-- TASK INSTRUCTIONS --
Print all of the data exactly as written.

-- STORED ROWS --
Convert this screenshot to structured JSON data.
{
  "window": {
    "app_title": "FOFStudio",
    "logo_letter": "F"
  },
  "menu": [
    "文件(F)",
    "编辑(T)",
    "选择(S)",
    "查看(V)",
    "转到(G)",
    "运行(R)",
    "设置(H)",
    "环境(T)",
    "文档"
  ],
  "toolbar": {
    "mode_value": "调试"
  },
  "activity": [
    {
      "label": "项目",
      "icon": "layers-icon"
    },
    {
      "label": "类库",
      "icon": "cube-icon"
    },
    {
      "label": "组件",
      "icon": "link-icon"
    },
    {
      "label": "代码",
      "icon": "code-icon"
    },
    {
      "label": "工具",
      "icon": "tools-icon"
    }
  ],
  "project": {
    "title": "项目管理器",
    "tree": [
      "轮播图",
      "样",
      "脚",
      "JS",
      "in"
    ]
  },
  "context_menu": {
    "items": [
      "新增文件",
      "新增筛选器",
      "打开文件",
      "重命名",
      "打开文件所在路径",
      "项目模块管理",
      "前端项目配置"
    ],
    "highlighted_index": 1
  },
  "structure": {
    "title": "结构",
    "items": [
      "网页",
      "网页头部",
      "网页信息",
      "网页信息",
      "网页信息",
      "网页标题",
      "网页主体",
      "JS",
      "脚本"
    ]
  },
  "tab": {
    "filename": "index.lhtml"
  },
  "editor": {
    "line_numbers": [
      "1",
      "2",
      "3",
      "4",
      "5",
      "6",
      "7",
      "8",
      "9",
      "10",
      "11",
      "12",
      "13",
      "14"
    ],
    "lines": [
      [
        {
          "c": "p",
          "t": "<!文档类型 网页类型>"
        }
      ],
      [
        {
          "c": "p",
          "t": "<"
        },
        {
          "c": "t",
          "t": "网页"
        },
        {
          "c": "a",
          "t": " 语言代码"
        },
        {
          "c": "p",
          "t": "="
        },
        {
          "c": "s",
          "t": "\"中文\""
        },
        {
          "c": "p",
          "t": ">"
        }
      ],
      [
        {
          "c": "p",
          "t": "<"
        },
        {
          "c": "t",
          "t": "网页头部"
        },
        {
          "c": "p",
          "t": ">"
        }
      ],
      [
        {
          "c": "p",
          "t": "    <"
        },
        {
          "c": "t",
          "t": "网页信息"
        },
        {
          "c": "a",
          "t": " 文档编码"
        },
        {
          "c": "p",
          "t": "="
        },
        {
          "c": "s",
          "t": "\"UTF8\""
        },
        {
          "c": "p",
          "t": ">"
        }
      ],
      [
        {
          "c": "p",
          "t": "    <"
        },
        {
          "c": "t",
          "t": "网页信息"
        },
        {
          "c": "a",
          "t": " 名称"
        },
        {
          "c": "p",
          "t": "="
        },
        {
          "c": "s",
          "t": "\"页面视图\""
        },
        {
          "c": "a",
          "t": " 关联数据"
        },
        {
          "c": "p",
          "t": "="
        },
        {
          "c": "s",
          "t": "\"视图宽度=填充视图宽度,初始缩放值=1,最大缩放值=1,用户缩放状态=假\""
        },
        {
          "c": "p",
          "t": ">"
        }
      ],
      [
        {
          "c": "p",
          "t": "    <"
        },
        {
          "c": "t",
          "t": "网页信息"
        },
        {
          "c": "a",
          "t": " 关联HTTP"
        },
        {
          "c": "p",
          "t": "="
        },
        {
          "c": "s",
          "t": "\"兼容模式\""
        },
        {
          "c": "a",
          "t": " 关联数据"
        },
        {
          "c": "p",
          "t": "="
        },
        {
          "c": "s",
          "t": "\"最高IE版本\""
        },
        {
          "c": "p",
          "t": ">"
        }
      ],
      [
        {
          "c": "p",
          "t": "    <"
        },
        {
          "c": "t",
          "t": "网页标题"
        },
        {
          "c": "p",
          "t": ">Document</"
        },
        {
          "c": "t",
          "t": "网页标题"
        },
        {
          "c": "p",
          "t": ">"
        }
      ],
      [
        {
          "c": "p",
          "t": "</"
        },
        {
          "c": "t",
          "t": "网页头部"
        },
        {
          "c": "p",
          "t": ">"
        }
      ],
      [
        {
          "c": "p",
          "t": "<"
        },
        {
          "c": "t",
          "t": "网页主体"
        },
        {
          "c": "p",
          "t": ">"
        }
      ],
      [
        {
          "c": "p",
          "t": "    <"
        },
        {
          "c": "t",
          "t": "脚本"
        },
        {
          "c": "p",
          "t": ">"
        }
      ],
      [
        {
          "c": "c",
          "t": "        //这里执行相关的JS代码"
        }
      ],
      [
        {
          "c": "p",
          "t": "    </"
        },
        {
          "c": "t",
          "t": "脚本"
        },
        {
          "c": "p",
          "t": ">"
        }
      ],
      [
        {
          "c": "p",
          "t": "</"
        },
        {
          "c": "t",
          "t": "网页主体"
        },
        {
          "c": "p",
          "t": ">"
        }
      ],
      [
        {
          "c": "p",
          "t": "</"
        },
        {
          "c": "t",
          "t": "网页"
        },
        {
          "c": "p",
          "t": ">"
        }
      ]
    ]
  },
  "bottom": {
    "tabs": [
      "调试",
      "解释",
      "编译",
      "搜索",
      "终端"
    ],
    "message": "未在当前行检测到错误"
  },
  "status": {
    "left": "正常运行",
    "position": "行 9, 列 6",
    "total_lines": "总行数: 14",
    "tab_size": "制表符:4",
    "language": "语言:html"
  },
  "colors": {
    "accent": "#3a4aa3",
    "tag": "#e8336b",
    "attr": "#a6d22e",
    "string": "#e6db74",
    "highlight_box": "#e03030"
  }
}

-- RESULT FOR THIS TASK --
Convert this screenshot to structured JSON data.
{
  "window": {
    "app_title": "FOFStudio",
    "logo_letter": "F"
  },
  "menu": [
    "文件(F)",
    "编辑(T)",
    "选择(S)",
    "查看(V)",
    "转到(G)",
    "运行(R)",
    "设置(H)",
    "环境(T)",
    "文档"
  ],
  "toolbar": {
    "mode_value": "调试"
  },
  "activity": [
    {
      "label": "项目",
      "icon": "layers-icon"
    },
    {
      "label": "类库",
      "icon": "cube-icon"
    },
    {
      "label": "组件",
      "icon": "link-icon"
    },
    {
      "label": "代码",
      "icon": "code-icon"
    },
    {
      "label": "工具",
      "icon": "tools-icon"
    }
  ],
  "project": {
    "title": "项目管理器",
    "tree": [
      "轮播图",
      "样",
      "脚",
      "JS",
      "in"
    ]
  },
  "context_menu": {
    "items": [
      "新增文件",
      "新增筛选器",
      "打开文件",
      "重命名",
      "打开文件所在路径",
      "项目模块管理",
      "前端项目配置"
    ],
    "highlighted_index": 1
  },
  "structure": {
    "title": "结构",
    "items": [
      "网页",
      "网页头部",
      "网页信息",
      "网页信息",
      "网页信息",
      "网页标题",
      "网页主体",
      "JS",
      "脚本"
    ]
  },
  "tab": {
    "filename": "index.lhtml"
  },
  "editor": {
    "line_numbers": [
      "1",
      "2",
      "3",
      "4",
      "5",
      "6",
      "7",
      "8",
      "9",
      "10",
      "11",
      "12",
      "13",
      "14"
    ],
    "lines": [
      [
        {
          "c": "p",
          "t": "<!文档类型 网页类型>"
        }
      ],
      [
        {
          "c": "p",
          "t": "<"
        },
        {
          "c": "t",
          "t": "网页"
        },
        {
          "c": "a",
          "t": " 语言代码"
        },
        {
          "c": "p",
          "t": "="
        },
        {
          "c": "s",
          "t": "\"中文\""
        },
        {
          "c": "p",
          "t": ">"
        }
      ],
      [
        {
          "c": "p",
          "t": "<"
        },
        {
          "c": "t",
          "t": "网页头部"
        },
        {
          "c": "p",
          "t": ">"
        }
      ],
      [
        {
          "c": "p",
          "t": "    <"
        },
        {
          "c": "t",
          "t": "网页信息"
        },
        {
          "c": "a",
          "t": " 文档编码"
        },
        {
          "c": "p",
          "t": "="
        },
        {
          "c": "s",
          "t": "\"UTF8\""
        },
        {
          "c": "p",
          "t": ">"
        }
      ],
      [
        {
          "c": "p",
          "t": "    <"
        },
        {
          "c": "t",
          "t": "网页信息"
        },
        {
          "c": "a",
          "t": " 名称"
        },
        {
          "c": "p",
          "t": "="
        },
        {
          "c": "s",
          "t": "\"页面视图\""
        },
        {
          "c": "a",
          "t": " 关联数据"
        },
        {
          "c": "p",
          "t": "="
        },
        {
          "c": "s",
          "t": "\"视图宽度=填充视图宽度,初始缩放值=1,最大缩放值=1,用户缩放状态=假\""
        },
        {
          "c": "p",
          "t": ">"
        }
      ],
      [
        {
          "c": "p",
          "t": "    <"
        },
        {
          "c": "t",
          "t": "网页信息"
        },
        {
          "c": "a",
          "t": " 关联HTTP"
        },
        {
          "c": "p",
          "t": "="
        },
        {
          "c": "s",
          "t": "\"兼容模式\""
        },
        {
          "c": "a",
          "t": " 关联数据"
        },
        {
          "c": "p",
          "t": "="
        },
        {
          "c": "s",
          "t": "\"最高IE版本\""
        },
        {
          "c": "p",
          "t": ">"
        }
      ],
      [
        {
          "c": "p",
          "t": "    <"
        },
        {
          "c": "t",
          "t": "网页标题"
        },
        {
          "c": "p",
          "t": ">Document</"
        },
        {
          "c": "t",
          "t": "网页标题"
        },
        {
          "c": "p",
          "t": ">"
        }
      ],
      [
        {
          "c": "p",
          "t": "</"
        },
        {
          "c": "t",
          "t": "网页头部"
        },
        {
          "c": "p",
          "t": ">"
        }
      ],
      [
        {
          "c": "p",
          "t": "<"
        },
        {
          "c": "t",
          "t": "网页主体"
        },
        {
          "c": "p",
          "t": ">"
        }
      ],
      [
        {
          "c": "p",
          "t": "    <"
        },
        {
          "c": "t",
          "t": "脚本"
        },
        {
          "c": "p",
          "t": ">"
        }
      ],
      [
        {
          "c": "c",
          "t": "        //这里执行相关的JS代码"
        }
      ],
      [
        {
          "c": "p",
          "t": "    </"
        },
        {
          "c": "t",
          "t": "脚本"
        },
        {
          "c": "p",
          "t": ">"
        }
      ],
      [
        {
          "c": "p",
          "t": "</"
        },
        {
          "c": "t",
          "t": "网页主体"
        },
        {
          "c": "p",
          "t": ">"
        }
      ],
      [
        {
          "c": "p",
          "t": "</"
        },
        {
          "c": "t",
          "t": "网页"
        },
        {
          "c": "p",
          "t": ">"
        }
      ]
    ]
  },
  "bottom": {
    "tabs": [
      "调试",
      "解释",
      "编译",
      "搜索",
      "终端"
    ],
    "message": "未在当前行检测到错误"
  },
  "status": {
    "left": "正常运行",
    "position": "行 9, 列 6",
    "total_lines": "总行数: 14",
    "tab_size": "制表符:4",
    "language": "语言:html"
  },
  "colors": {
    "accent": "#3a4aa3",
    "tag": "#e8336b",
    "attr": "#a6d22e",
    "string": "#e6db74",
    "highlight_box": "#e03030"
  }
}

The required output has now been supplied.